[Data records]
========================

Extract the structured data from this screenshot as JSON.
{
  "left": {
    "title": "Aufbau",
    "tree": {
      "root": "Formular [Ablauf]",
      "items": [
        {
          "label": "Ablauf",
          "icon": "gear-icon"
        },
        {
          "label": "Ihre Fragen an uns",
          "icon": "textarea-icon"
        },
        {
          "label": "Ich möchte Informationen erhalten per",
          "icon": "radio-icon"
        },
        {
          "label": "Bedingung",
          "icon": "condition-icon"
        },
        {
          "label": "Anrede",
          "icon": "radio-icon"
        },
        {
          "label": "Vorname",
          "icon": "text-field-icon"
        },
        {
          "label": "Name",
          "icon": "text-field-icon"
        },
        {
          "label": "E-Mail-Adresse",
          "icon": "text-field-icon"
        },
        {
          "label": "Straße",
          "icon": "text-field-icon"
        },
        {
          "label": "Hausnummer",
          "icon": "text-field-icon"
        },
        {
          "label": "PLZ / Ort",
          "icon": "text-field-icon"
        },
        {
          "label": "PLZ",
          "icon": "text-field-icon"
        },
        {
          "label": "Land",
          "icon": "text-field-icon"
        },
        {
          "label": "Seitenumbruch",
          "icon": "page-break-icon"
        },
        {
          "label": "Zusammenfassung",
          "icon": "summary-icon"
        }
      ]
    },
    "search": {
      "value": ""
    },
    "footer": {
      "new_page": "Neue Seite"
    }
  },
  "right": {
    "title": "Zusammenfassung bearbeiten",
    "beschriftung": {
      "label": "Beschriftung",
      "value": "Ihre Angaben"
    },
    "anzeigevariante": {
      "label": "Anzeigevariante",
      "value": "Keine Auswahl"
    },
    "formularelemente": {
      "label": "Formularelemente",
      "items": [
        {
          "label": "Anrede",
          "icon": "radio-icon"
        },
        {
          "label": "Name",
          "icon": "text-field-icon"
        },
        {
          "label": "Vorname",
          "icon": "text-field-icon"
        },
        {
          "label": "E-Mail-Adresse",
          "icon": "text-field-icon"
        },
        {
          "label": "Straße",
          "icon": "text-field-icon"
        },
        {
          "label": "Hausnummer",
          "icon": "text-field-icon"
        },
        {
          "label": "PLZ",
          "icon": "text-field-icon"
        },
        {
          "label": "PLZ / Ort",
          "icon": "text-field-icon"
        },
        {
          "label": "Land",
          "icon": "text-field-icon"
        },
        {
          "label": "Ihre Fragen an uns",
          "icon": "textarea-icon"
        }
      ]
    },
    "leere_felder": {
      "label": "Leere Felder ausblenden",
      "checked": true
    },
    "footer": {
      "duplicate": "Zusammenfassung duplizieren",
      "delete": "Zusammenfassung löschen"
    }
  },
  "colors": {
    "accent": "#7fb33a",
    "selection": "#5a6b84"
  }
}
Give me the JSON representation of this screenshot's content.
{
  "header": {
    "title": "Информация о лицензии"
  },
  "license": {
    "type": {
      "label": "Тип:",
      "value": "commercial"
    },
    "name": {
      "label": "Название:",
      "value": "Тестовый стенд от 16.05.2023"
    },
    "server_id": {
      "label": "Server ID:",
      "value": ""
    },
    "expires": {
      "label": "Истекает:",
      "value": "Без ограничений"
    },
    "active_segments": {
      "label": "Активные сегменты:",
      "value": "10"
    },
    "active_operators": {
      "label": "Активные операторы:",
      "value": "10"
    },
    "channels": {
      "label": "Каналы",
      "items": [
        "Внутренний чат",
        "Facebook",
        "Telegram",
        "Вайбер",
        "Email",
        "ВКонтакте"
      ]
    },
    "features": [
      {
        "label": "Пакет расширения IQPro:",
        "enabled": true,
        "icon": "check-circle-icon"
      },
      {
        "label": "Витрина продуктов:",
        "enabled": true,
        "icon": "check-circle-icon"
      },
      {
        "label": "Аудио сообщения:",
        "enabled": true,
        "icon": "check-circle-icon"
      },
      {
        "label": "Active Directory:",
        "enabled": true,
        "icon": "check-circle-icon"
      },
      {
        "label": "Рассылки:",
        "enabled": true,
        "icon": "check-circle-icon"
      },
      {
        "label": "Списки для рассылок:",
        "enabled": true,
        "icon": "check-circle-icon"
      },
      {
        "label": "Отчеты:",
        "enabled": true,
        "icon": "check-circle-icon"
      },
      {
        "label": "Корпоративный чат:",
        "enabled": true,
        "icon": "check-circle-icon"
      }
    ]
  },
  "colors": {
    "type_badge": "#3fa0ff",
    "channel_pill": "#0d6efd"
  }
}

========================

▸ **STATED PROBLEM**:
Extract all lines from the material above that include the word "title".

▸ **OUTPUT OF THE EXERCISE**:
    "title": "Aufbau",
    "title": "Zusammenfassung bearbeiten",
    "title": "Информация о лицензии"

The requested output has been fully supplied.